Short exercise ▸ Reproduce the listing below character for character; drop every image.

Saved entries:
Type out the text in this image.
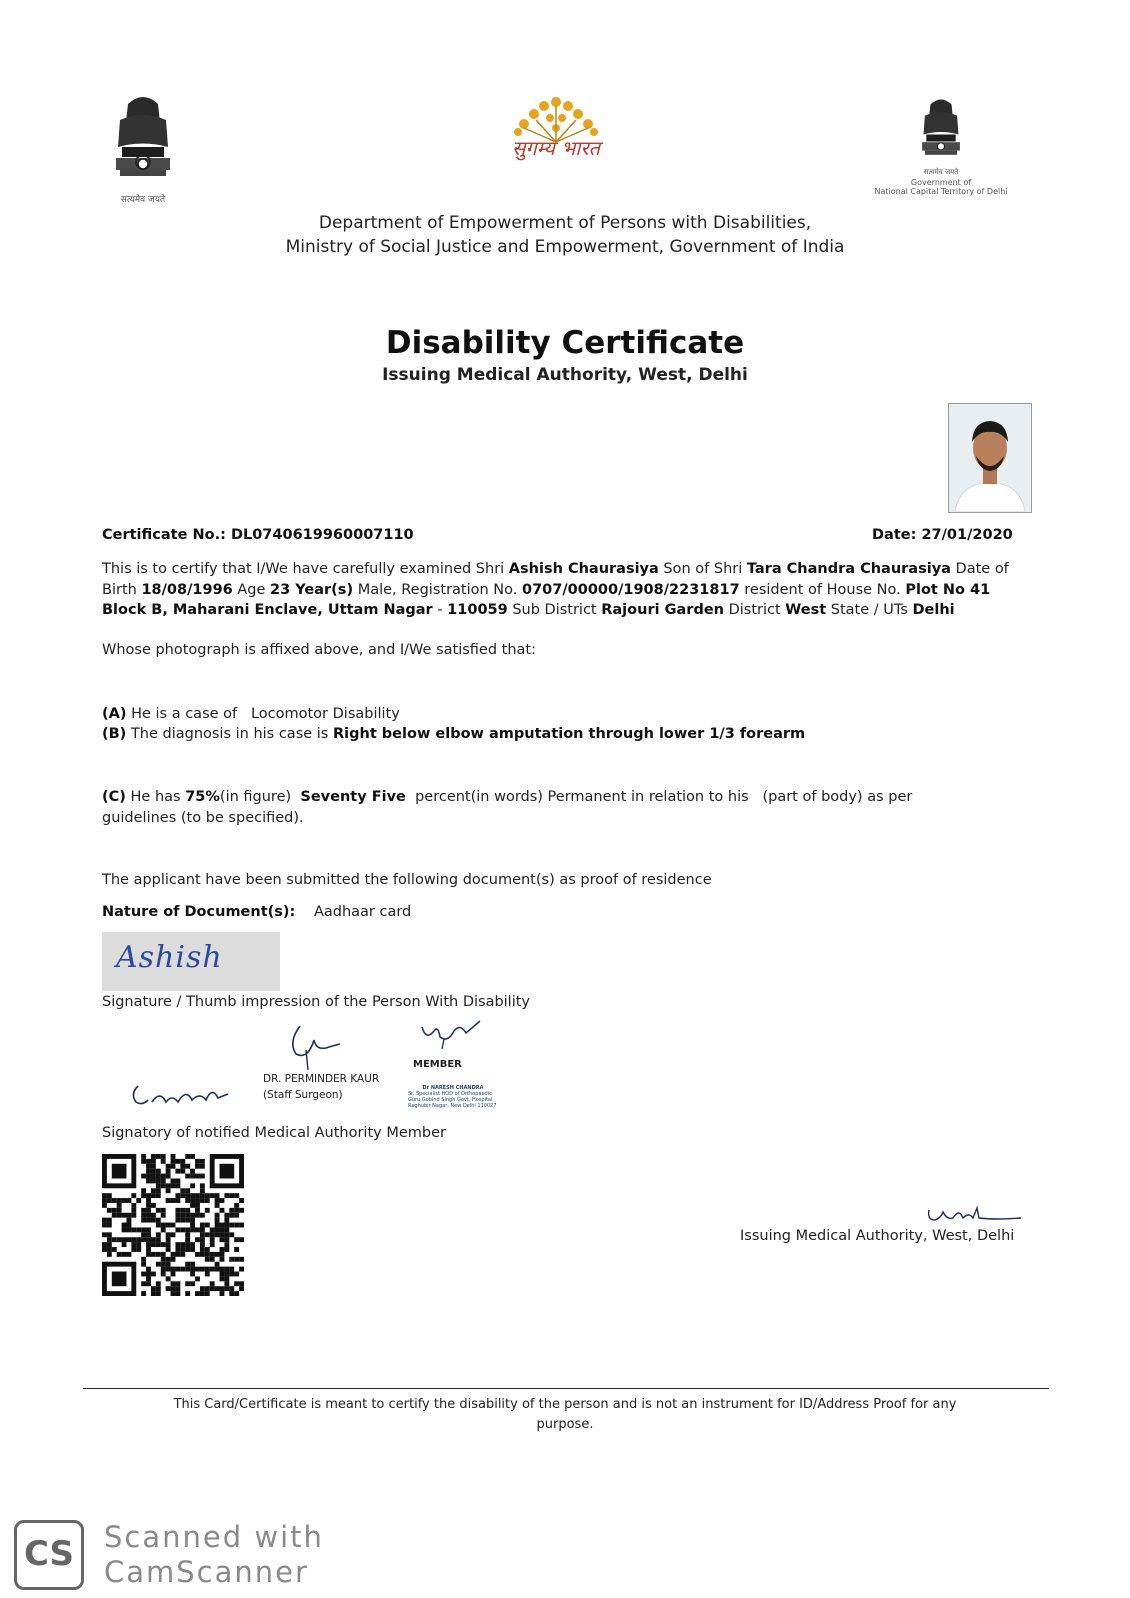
सत्यमेव जयते
सुगम्य भारत
सत्यमेव जयते
Government of
National Capital Territory of Delhi
Department of Empowerment of Persons with Disabilities,
Ministry of Social Justice and Empowerment, Government of India
Disability Certificate
Issuing Medical Authority, West, Delhi
Certificate No.: DL0740619960007110	Date: 27/01/2020
This is to certify that I/We have carefully examined Shri Ashish Chaurasiya Son of Shri Tara Chandra Chaurasiya Date of Birth 18/08/1996 Age 23 Year(s) Male, Registration No. 0707/00000/1908/2231817 resident of House No. Plot No 41 Block B, Maharani Enclave, Uttam Nagar - 110059 Sub District Rajouri Garden District West State / UTs Delhi
Whose photograph is affixed above, and I/We satisfied that:
(A) He is a case of   Locomotor Disability
(B) The diagnosis in his case is Right below elbow amputation through lower 1/3 forearm
(C) He has 75%(in figure) Seventy Five percent(in words) Permanent in relation to his   (part of body) as per
guidelines (to be specified).
The applicant have been submitted the following document(s) as proof of residence
Nature of Document(s): Aadhaar card
Ashish
Signature / Thumb impression of the Person With Disability
DR. PERMINDER KAUR
(Staff Surgeon)
MEMBER
Dr NARESH CHANDRA
Sr. Specialist HOD of Orthopaedic
Guru Gobind Singh Govt. Hospital
Raghubir Nagar, New Delhi 110027
Signatory of notified Medical Authority Member
Issuing Medical Authority, West, Delhi
This Card/Certificate is meant to certify the disability of the person and is not an instrument for ID/Address Proof for any
purpose.
CS Scanned with
CamScanner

Answer to this task ▸
Type out the text in this image.
सत्यमेव जयते
सुगम्य भारत
सत्यमेव जयते
Government of
National Capital Territory of Delhi
Department of Empowerment of Persons with Disabilities,
Ministry of Social Justice and Empowerment, Government of India
Disability Certificate
Issuing Medical Authority, West, Delhi
Certificate No.: DL0740619960007110	Date: 27/01/2020
This is to certify that I/We have carefully examined Shri Ashish Chaurasiya Son of Shri Tara Chandra Chaurasiya Date of Birth 18/08/1996 Age 23 Year(s) Male, Registration No. 0707/00000/1908/2231817 resident of House No. Plot No 41 Block B, Maharani Enclave, Uttam Nagar - 110059 Sub District Rajouri Garden District West State / UTs Delhi
Whose photograph is affixed above, and I/We satisfied that:
(A) He is a case of   Locomotor Disability
(B) The diagnosis in his case is Right below elbow amputation through lower 1/3 forearm
(C) He has 75%(in figure) Seventy Five percent(in words) Permanent in relation to his   (part of body) as per
guidelines (to be specified).
The applicant have been submitted the following document(s) as proof of residence
Nature of Document(s): Aadhaar card
Ashish
Signature / Thumb impression of the Person With Disability
DR. PERMINDER KAUR
(Staff Surgeon)
MEMBER
Dr NARESH CHANDRA
Sr. Specialist HOD of Orthopaedic
Guru Gobind Singh Govt. Hospital
Raghubir Nagar, New Delhi 110027
Signatory of notified Medical Authority Member
Issuing Medical Authority, West, Delhi
This Card/Certificate is meant to certify the disability of the person and is not an instrument for ID/Address Proof for any
purpose.
CS Scanned with
CamScanner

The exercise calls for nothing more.